--- Short exercise ---
Can you rewrite the records, starting at the beginning and ending with the line that contains "square-point — [254, 260, 273, 279]", so that "region-value" becomes "price-label" and nothing else changes?

--- Material supplied ---
╭──
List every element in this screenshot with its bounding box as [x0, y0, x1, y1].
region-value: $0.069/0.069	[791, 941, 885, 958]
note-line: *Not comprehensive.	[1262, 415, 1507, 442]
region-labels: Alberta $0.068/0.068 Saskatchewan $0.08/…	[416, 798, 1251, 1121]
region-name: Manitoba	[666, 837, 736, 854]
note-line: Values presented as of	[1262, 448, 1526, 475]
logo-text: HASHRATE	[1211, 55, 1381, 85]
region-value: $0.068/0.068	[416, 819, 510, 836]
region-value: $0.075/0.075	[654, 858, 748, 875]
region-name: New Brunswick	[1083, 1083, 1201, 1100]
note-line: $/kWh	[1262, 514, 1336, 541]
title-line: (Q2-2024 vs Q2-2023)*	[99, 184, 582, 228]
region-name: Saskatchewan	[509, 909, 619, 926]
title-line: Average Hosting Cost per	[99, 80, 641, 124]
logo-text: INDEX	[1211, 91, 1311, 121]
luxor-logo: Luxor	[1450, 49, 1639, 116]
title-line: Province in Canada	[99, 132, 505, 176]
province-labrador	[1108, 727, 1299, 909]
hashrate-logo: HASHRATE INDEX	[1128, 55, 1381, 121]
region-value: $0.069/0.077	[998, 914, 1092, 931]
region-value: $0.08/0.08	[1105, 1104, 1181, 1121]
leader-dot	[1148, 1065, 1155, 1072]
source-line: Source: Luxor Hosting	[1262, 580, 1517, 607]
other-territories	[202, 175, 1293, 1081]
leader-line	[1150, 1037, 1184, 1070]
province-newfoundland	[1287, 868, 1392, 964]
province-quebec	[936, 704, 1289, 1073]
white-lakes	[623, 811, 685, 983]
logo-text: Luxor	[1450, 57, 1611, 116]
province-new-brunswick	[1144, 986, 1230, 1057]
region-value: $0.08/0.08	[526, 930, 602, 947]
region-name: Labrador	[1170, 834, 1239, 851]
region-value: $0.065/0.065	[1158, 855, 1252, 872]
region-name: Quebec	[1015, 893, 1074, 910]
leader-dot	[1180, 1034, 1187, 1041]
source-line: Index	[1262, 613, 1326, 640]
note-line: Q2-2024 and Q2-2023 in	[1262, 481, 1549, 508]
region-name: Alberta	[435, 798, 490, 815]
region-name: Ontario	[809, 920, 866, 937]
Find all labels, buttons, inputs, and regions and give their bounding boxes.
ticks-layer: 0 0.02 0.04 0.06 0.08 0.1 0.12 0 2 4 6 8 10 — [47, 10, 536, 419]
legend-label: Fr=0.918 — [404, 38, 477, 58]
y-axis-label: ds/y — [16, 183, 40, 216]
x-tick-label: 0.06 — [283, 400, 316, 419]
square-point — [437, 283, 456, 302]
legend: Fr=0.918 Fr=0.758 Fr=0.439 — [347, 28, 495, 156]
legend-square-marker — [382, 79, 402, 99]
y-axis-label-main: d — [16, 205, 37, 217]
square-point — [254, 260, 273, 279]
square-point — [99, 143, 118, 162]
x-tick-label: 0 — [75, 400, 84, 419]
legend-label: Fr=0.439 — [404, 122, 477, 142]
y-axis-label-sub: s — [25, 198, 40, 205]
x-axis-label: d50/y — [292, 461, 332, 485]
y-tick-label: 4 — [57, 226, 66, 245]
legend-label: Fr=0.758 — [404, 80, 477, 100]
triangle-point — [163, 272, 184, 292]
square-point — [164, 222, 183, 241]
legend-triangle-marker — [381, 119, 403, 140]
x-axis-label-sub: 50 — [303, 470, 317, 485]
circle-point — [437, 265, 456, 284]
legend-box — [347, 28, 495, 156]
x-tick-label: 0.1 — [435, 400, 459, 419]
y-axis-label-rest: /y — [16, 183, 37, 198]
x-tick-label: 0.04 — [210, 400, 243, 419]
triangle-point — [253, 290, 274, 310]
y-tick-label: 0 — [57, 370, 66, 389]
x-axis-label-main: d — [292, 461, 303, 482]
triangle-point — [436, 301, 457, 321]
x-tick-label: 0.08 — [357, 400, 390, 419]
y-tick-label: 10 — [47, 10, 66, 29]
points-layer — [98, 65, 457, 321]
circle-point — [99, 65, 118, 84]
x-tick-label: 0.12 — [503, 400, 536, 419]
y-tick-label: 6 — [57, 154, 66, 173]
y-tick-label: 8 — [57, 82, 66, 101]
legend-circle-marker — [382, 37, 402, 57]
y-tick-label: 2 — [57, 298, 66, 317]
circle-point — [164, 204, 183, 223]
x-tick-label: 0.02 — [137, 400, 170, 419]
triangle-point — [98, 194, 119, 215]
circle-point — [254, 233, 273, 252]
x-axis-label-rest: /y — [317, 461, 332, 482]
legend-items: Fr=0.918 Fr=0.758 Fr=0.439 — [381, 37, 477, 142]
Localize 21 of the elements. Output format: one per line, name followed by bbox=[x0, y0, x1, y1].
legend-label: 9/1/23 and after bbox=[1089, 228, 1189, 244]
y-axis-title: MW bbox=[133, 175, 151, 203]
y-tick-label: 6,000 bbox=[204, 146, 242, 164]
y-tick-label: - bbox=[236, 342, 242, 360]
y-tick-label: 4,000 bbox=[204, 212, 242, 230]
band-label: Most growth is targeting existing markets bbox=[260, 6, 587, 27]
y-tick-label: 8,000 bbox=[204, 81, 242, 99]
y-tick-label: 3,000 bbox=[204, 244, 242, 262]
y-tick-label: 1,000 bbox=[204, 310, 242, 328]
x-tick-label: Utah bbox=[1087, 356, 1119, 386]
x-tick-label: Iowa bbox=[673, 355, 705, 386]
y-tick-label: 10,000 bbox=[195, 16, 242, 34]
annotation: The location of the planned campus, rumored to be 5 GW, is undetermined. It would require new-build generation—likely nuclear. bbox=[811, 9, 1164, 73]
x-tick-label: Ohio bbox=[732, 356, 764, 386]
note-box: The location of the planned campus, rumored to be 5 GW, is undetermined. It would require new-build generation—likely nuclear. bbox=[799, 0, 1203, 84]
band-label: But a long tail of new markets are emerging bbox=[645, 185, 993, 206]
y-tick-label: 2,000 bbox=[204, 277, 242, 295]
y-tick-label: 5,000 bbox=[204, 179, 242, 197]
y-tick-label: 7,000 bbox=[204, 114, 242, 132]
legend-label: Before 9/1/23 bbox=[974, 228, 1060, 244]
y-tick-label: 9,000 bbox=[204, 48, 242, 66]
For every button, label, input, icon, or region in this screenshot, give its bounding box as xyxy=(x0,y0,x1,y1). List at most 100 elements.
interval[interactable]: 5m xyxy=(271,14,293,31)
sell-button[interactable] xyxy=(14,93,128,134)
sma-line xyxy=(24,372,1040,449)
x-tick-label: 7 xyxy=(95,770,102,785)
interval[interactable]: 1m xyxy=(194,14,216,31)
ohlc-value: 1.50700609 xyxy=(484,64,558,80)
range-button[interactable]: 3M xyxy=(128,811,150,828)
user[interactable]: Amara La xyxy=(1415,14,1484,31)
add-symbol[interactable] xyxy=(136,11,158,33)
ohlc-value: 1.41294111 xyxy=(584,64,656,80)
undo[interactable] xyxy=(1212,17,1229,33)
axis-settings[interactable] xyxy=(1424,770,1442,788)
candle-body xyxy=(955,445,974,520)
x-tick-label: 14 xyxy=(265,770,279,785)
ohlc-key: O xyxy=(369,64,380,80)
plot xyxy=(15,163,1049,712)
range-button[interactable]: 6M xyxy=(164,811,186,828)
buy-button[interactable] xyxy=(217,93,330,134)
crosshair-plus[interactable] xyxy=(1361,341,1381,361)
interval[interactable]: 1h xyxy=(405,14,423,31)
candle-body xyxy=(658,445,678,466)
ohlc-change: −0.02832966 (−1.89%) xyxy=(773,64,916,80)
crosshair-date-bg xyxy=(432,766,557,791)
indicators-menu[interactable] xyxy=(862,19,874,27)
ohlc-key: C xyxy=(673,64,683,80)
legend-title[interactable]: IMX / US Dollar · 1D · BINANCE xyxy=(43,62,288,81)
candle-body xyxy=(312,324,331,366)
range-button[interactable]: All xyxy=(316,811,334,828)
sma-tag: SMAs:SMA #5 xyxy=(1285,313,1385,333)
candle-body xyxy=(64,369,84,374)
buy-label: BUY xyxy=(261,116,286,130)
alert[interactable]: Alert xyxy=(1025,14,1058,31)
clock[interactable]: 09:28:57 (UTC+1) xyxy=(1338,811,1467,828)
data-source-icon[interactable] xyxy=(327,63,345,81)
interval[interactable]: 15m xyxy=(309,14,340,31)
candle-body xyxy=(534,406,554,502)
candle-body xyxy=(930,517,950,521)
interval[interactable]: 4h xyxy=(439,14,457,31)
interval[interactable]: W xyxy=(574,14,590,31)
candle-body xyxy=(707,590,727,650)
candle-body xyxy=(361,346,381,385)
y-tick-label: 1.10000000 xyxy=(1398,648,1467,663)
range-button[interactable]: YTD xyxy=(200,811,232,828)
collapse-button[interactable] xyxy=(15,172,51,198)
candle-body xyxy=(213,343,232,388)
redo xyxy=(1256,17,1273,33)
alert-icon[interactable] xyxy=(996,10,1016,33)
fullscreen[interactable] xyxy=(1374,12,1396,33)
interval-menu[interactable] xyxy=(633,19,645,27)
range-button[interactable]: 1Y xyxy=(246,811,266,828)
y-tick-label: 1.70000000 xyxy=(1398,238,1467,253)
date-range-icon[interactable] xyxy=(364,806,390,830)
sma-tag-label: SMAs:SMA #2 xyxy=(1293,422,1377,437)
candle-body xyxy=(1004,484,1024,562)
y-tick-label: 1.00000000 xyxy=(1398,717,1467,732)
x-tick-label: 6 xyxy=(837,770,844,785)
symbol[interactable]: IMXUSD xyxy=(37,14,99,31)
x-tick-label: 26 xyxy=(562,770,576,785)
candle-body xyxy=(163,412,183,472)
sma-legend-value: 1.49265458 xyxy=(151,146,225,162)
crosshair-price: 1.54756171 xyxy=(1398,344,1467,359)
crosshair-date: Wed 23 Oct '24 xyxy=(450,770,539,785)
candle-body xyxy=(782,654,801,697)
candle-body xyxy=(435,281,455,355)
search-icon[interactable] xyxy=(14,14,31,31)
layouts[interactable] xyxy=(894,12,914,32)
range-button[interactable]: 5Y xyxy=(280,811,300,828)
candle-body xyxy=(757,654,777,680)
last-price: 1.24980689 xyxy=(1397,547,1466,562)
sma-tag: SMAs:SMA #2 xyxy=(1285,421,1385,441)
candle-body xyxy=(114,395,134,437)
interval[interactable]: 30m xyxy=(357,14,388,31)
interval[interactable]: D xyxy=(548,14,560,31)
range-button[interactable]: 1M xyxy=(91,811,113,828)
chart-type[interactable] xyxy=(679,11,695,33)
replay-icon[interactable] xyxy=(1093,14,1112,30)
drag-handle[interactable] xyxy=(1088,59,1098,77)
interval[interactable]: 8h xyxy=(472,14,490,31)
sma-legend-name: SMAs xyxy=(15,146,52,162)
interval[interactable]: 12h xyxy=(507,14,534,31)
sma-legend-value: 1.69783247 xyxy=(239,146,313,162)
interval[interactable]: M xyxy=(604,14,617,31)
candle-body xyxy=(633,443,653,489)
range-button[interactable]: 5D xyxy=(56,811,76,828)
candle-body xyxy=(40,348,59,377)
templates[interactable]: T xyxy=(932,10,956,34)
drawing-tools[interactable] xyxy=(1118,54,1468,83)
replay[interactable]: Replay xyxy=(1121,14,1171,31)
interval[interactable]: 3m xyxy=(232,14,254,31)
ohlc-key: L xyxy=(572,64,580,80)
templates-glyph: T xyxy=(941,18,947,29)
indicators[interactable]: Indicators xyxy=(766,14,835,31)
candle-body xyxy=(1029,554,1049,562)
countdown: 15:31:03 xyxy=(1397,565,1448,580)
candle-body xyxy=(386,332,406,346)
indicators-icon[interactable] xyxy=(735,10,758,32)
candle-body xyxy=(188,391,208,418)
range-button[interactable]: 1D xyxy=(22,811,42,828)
╰──
--- Problem solution ---
List every element in this screenshot with its bounding box as [x0, y0, x1, y1].
price-label: $0.069/0.069	[791, 941, 885, 958]
note-line: *Not comprehensive.	[1262, 415, 1507, 442]
region-labels: Alberta $0.068/0.068 Saskatchewan $0.08/…	[416, 798, 1251, 1121]
region-name: Manitoba	[666, 837, 736, 854]
note-line: Values presented as of	[1262, 448, 1526, 475]
logo-text: HASHRATE	[1211, 55, 1381, 85]
price-label: $0.068/0.068	[416, 819, 510, 836]
price-label: $0.075/0.075	[654, 858, 748, 875]
region-name: New Brunswick	[1083, 1083, 1201, 1100]
note-line: $/kWh	[1262, 514, 1336, 541]
title-line: (Q2-2024 vs Q2-2023)*	[99, 184, 582, 228]
region-name: Saskatchewan	[509, 909, 619, 926]
title-line: Average Hosting Cost per	[99, 80, 641, 124]
logo-text: INDEX	[1211, 91, 1311, 121]
luxor-logo: Luxor	[1450, 49, 1639, 116]
title-line: Province in Canada	[99, 132, 505, 176]
province-labrador	[1108, 727, 1299, 909]
hashrate-logo: HASHRATE INDEX	[1128, 55, 1381, 121]
price-label: $0.069/0.077	[998, 914, 1092, 931]
price-label: $0.08/0.08	[1105, 1104, 1181, 1121]
leader-dot	[1148, 1065, 1155, 1072]
source-line: Source: Luxor Hosting	[1262, 580, 1517, 607]
other-territories	[202, 175, 1293, 1081]
leader-line	[1150, 1037, 1184, 1070]
province-newfoundland	[1287, 868, 1392, 964]
province-quebec	[936, 704, 1289, 1073]
white-lakes	[623, 811, 685, 983]
logo-text: Luxor	[1450, 57, 1611, 116]
province-new-brunswick	[1144, 986, 1230, 1057]
price-label: $0.08/0.08	[526, 930, 602, 947]
region-name: Labrador	[1170, 834, 1239, 851]
price-label: $0.065/0.065	[1158, 855, 1252, 872]
region-name: Quebec	[1015, 893, 1074, 910]
leader-dot	[1180, 1034, 1187, 1041]
source-line: Index	[1262, 613, 1326, 640]
note-line: Q2-2024 and Q2-2023 in	[1262, 481, 1549, 508]
region-name: Alberta	[435, 798, 490, 815]
region-name: Ontario	[809, 920, 866, 937]
Find all labels, buttons, inputs, and regions and give their bounding boxes.
ticks-layer: 0 0.02 0.04 0.06 0.08 0.1 0.12 0 2 4 6 8 10 — [47, 10, 536, 419]
legend-label: Fr=0.918 — [404, 38, 477, 58]
y-axis-label: ds/y — [16, 183, 40, 216]
x-tick-label: 0.06 — [283, 400, 316, 419]
square-point — [437, 283, 456, 302]
legend: Fr=0.918 Fr=0.758 Fr=0.439 — [347, 28, 495, 156]
legend-square-marker — [382, 79, 402, 99]
y-axis-label-main: d — [16, 205, 37, 217]
square-point — [254, 260, 273, 279]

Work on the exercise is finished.